◆ JOB ◆
Report the count of lines that carry the string "Vertical", and add nothing.

◆ INPUT MATERIAL ◆
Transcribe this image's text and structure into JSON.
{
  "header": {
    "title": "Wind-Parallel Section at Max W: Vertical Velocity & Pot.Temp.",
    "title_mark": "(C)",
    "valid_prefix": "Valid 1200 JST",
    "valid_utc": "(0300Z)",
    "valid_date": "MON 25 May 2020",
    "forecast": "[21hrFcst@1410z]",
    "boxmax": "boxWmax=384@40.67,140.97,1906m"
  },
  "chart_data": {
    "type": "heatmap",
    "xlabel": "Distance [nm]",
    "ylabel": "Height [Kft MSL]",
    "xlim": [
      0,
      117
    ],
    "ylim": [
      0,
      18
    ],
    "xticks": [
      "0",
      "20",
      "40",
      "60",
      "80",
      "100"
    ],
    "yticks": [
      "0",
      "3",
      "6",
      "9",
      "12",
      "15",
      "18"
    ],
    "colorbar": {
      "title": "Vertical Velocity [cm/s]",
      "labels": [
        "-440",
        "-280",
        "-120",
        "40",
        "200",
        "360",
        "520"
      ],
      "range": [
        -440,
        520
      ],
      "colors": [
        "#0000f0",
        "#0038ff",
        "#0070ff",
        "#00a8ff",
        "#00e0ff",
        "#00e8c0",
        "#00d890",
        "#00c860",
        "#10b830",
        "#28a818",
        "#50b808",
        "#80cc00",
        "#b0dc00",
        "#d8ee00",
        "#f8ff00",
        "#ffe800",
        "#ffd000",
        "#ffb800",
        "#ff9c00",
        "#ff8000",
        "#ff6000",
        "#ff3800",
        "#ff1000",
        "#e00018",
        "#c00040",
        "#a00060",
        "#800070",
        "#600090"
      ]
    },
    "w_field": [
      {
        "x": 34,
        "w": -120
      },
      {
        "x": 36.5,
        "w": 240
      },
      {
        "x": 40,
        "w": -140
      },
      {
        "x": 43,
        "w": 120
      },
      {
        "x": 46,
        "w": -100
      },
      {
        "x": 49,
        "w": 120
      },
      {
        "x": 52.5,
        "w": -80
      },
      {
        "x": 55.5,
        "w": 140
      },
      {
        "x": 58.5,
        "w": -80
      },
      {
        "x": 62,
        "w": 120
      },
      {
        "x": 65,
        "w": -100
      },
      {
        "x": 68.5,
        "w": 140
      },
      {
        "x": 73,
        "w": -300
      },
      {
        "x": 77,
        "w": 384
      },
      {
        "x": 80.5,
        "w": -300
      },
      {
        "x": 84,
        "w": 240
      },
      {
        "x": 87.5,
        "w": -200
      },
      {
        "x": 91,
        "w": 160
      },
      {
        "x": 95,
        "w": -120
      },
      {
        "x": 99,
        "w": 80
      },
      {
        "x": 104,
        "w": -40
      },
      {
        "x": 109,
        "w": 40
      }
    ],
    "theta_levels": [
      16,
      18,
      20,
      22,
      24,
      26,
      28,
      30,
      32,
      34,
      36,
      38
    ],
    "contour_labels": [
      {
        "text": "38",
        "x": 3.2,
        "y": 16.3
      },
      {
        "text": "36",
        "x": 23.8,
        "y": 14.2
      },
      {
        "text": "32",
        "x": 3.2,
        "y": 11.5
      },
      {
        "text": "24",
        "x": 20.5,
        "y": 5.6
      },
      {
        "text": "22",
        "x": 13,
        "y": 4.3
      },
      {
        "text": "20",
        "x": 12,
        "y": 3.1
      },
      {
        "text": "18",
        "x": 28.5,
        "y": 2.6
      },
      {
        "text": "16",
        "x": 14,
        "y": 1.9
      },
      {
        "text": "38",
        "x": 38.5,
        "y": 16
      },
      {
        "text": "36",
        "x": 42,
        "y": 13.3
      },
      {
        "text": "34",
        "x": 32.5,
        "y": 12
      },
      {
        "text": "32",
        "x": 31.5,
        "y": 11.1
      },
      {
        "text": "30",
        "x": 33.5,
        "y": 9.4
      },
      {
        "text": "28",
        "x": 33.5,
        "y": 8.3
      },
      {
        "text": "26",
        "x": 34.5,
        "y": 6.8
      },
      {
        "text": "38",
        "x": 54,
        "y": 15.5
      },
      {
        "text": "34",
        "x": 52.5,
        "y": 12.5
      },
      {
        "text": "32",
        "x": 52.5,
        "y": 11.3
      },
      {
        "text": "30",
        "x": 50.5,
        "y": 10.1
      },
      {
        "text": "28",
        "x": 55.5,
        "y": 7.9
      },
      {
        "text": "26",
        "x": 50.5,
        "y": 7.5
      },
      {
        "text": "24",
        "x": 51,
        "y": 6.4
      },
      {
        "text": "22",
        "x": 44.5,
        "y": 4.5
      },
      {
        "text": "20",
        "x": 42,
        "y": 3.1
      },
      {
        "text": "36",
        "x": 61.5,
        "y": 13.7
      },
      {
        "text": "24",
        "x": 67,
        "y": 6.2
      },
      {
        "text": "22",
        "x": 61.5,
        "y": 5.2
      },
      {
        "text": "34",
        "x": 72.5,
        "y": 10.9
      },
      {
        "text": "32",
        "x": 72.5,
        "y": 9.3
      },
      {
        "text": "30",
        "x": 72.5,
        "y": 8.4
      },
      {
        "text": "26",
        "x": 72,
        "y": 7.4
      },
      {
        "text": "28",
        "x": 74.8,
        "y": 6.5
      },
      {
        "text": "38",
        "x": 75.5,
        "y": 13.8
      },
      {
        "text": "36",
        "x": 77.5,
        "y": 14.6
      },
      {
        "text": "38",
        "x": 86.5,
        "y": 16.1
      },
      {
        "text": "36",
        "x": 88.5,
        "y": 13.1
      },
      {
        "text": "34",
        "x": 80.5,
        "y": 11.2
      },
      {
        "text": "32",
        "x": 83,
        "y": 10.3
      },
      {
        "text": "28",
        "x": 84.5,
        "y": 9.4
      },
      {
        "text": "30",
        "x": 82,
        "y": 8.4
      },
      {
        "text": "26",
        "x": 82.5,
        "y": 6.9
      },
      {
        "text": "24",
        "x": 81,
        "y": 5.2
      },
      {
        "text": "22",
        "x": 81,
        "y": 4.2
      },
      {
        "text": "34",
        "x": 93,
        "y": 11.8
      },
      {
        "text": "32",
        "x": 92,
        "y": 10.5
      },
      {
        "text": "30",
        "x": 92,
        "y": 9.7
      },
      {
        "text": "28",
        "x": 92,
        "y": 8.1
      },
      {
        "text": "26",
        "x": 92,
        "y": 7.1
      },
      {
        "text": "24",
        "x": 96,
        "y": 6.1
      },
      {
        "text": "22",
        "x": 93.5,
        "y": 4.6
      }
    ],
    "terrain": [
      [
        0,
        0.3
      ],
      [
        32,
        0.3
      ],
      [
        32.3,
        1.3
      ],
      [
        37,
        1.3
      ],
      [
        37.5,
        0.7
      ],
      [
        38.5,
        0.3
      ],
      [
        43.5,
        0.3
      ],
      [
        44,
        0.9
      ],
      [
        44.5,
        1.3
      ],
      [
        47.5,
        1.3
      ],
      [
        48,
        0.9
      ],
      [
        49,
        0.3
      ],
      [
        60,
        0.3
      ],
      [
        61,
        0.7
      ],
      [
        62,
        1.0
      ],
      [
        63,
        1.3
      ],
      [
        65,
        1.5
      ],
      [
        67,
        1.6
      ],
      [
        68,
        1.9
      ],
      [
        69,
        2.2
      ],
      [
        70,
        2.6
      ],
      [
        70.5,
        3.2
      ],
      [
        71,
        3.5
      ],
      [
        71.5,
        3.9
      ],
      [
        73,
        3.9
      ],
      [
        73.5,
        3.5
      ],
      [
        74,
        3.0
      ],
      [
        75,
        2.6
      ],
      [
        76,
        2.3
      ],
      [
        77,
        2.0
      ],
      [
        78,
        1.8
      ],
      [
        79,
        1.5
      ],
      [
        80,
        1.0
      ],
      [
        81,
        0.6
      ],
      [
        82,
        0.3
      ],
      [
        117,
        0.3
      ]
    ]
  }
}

◆ THE SOLUTION ◆
2